TASK DATA:
= = = = =

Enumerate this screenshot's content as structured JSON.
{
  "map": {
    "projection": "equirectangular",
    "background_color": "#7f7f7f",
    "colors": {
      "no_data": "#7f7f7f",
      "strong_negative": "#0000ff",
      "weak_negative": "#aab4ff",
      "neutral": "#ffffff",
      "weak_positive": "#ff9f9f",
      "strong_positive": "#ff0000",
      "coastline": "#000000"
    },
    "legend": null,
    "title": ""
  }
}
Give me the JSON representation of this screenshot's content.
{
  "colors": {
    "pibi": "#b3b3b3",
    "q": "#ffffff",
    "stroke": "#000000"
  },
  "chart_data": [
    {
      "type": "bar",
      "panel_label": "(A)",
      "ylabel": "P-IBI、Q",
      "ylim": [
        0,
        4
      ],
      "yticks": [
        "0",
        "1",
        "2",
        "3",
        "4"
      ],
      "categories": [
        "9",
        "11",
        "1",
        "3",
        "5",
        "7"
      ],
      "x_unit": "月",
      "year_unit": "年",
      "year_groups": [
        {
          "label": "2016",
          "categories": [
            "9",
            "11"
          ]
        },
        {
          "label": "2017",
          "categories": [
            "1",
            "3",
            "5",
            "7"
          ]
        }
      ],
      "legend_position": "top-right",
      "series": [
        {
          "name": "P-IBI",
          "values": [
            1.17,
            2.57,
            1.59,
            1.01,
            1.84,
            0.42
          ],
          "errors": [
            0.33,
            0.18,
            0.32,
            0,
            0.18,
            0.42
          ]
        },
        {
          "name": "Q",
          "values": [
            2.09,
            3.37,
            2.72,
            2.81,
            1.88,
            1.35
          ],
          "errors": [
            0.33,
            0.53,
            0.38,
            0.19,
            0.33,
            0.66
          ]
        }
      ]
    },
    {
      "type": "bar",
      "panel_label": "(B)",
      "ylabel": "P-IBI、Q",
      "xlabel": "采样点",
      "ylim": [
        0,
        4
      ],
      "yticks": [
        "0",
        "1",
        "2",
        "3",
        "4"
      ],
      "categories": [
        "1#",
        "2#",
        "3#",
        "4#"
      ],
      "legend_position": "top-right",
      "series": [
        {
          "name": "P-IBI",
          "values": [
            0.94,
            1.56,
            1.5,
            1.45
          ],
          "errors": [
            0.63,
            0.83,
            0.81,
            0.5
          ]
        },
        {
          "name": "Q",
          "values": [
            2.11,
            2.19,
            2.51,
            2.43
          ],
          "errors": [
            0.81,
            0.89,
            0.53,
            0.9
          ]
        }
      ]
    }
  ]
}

= = = = =

WHAT TO DO: Return every record, word for word.

SOLUTION FOR THIS EXERCISE:
Enumerate this screenshot's content as structured JSON.
{
  "map": {
    "projection": "equirectangular",
    "background_color": "#7f7f7f",
    "colors": {
      "no_data": "#7f7f7f",
      "strong_negative": "#0000ff",
      "weak_negative": "#aab4ff",
      "neutral": "#ffffff",
      "weak_positive": "#ff9f9f",
      "strong_positive": "#ff0000",
      "coastline": "#000000"
    },
    "legend": null,
    "title": ""
  }
}
Give me the JSON representation of this screenshot's content.
{
  "colors": {
    "pibi": "#b3b3b3",
    "q": "#ffffff",
    "stroke": "#000000"
  },
  "chart_data": [
    {
      "type": "bar",
      "panel_label": "(A)",
      "ylabel": "P-IBI、Q",
      "ylim": [
        0,
        4
      ],
      "yticks": [
        "0",
        "1",
        "2",
        "3",
        "4"
      ],
      "categories": [
        "9",
        "11",
        "1",
        "3",
        "5",
        "7"
      ],
      "x_unit": "月",
      "year_unit": "年",
      "year_groups": [
        {
          "label": "2016",
          "categories": [
            "9",
            "11"
          ]
        },
        {
          "label": "2017",
          "categories": [
            "1",
            "3",
            "5",
            "7"
          ]
        }
      ],
      "legend_position": "top-right",
      "series": [
        {
          "name": "P-IBI",
          "values": [
            1.17,
            2.57,
            1.59,
            1.01,
            1.84,
            0.42
          ],
          "errors": [
            0.33,
            0.18,
            0.32,
            0,
            0.18,
            0.42
          ]
        },
        {
          "name": "Q",
          "values": [
            2.09,
            3.37,
            2.72,
            2.81,
            1.88,
            1.35
          ],
          "errors": [
            0.33,
            0.53,
            0.38,
            0.19,
            0.33,
            0.66
          ]
        }
      ]
    },
    {
      "type": "bar",
      "panel_label": "(B)",
      "ylabel": "P-IBI、Q",
      "xlabel": "采样点",
      "ylim": [
        0,
        4
      ],
      "yticks": [
        "0",
        "1",
        "2",
        "3",
        "4"
      ],
      "categories": [
        "1#",
        "2#",
        "3#",
        "4#"
      ],
      "legend_position": "top-right",
      "series": [
        {
          "name": "P-IBI",
          "values": [
            0.94,
            1.56,
            1.5,
            1.45
          ],
          "errors": [
            0.63,
            0.83,
            0.81,
            0.5
          ]
        },
        {
          "name": "Q",
          "values": [
            2.11,
            2.19,
            2.51,
            2.43
          ],
          "errors": [
            0.81,
            0.89,
            0.53,
            0.9
          ]
        }
      ]
    }
  ]
}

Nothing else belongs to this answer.